What is expected: Print all records exactly, leaving nothing out.

(Collection entries)
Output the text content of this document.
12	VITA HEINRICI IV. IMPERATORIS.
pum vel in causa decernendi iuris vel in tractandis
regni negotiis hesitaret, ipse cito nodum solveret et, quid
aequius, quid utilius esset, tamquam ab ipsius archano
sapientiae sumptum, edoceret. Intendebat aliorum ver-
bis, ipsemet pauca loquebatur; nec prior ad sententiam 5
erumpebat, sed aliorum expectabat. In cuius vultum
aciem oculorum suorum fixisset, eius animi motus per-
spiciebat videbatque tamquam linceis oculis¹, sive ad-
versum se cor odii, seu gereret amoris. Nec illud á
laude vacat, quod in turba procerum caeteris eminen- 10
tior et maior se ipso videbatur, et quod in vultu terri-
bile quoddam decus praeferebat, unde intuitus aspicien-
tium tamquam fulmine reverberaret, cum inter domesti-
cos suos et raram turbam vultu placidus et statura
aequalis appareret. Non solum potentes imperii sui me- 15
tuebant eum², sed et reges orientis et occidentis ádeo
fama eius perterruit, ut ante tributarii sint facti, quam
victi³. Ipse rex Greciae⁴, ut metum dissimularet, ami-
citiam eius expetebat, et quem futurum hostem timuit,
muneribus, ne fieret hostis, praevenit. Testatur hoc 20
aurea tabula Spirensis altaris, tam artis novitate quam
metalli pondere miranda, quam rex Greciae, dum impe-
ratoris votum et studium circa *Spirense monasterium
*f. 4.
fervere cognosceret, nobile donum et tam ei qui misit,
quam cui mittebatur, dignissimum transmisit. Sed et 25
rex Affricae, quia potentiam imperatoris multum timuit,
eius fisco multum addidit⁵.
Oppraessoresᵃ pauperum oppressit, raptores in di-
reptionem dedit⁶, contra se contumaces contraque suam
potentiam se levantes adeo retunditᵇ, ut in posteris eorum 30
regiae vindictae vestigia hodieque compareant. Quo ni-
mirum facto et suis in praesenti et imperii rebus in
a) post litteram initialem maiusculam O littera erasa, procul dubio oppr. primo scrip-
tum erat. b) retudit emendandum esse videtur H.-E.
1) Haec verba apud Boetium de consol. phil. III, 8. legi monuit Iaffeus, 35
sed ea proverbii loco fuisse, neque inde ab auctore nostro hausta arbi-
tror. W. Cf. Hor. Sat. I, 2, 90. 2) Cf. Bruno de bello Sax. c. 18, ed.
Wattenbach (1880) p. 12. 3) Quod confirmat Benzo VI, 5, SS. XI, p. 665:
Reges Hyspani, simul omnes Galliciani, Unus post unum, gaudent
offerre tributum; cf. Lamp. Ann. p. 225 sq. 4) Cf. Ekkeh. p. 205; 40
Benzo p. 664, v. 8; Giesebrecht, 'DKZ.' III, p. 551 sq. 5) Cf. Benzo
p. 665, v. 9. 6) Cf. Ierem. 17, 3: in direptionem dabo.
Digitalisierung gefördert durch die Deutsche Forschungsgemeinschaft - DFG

Response to the task:
Output the text content of this document.
12	VITA HEINRICI IV. IMPERATORIS.
pum vel in causa decernendi iuris vel in tractandis
regni negotiis hesitaret, ipse cito nodum solveret et, quid
aequius, quid utilius esset, tamquam ab ipsius archano
sapientiae sumptum, edoceret. Intendebat aliorum ver-
bis, ipsemet pauca loquebatur; nec prior ad sententiam 5
erumpebat, sed aliorum expectabat. In cuius vultum
aciem oculorum suorum fixisset, eius animi motus per-
spiciebat videbatque tamquam linceis oculis¹, sive ad-
versum se cor odii, seu gereret amoris. Nec illud á
laude vacat, quod in turba procerum caeteris eminen- 10
tior et maior se ipso videbatur, et quod in vultu terri-
bile quoddam decus praeferebat, unde intuitus aspicien-
tium tamquam fulmine reverberaret, cum inter domesti-
cos suos et raram turbam vultu placidus et statura
aequalis appareret. Non solum potentes imperii sui me- 15
tuebant eum², sed et reges orientis et occidentis ádeo
fama eius perterruit, ut ante tributarii sint facti, quam
victi³. Ipse rex Greciae⁴, ut metum dissimularet, ami-
citiam eius expetebat, et quem futurum hostem timuit,
muneribus, ne fieret hostis, praevenit. Testatur hoc 20
aurea tabula Spirensis altaris, tam artis novitate quam
metalli pondere miranda, quam rex Greciae, dum impe-
ratoris votum et studium circa *Spirense monasterium
*f. 4.
fervere cognosceret, nobile donum et tam ei qui misit,
quam cui mittebatur, dignissimum transmisit. Sed et 25
rex Affricae, quia potentiam imperatoris multum timuit,
eius fisco multum addidit⁵.
Oppraessoresᵃ pauperum oppressit, raptores in di-
reptionem dedit⁶, contra se contumaces contraque suam
potentiam se levantes adeo retunditᵇ, ut in posteris eorum 30
regiae vindictae vestigia hodieque compareant. Quo ni-
mirum facto et suis in praesenti et imperii rebus in
a) post litteram initialem maiusculam O littera erasa, procul dubio oppr. primo scrip-
tum erat. b) retudit emendandum esse videtur H.-E.
1) Haec verba apud Boetium de consol. phil. III, 8. legi monuit Iaffeus, 35
sed ea proverbii loco fuisse, neque inde ab auctore nostro hausta arbi-
tror. W. Cf. Hor. Sat. I, 2, 90. 2) Cf. Bruno de bello Sax. c. 18, ed.
Wattenbach (1880) p. 12. 3) Quod confirmat Benzo VI, 5, SS. XI, p. 665:
Reges Hyspani, simul omnes Galliciani, Unus post unum, gaudent
offerre tributum; cf. Lamp. Ann. p. 225 sq. 4) Cf. Ekkeh. p. 205; 40
Benzo p. 664, v. 8; Giesebrecht, 'DKZ.' III, p. 551 sq. 5) Cf. Benzo
p. 665, v. 9. 6) Cf. Ierem. 17, 3: in direptionem dabo.
Digitalisierung gefördert durch die Deutsche Forschungsgemeinschaft - DFG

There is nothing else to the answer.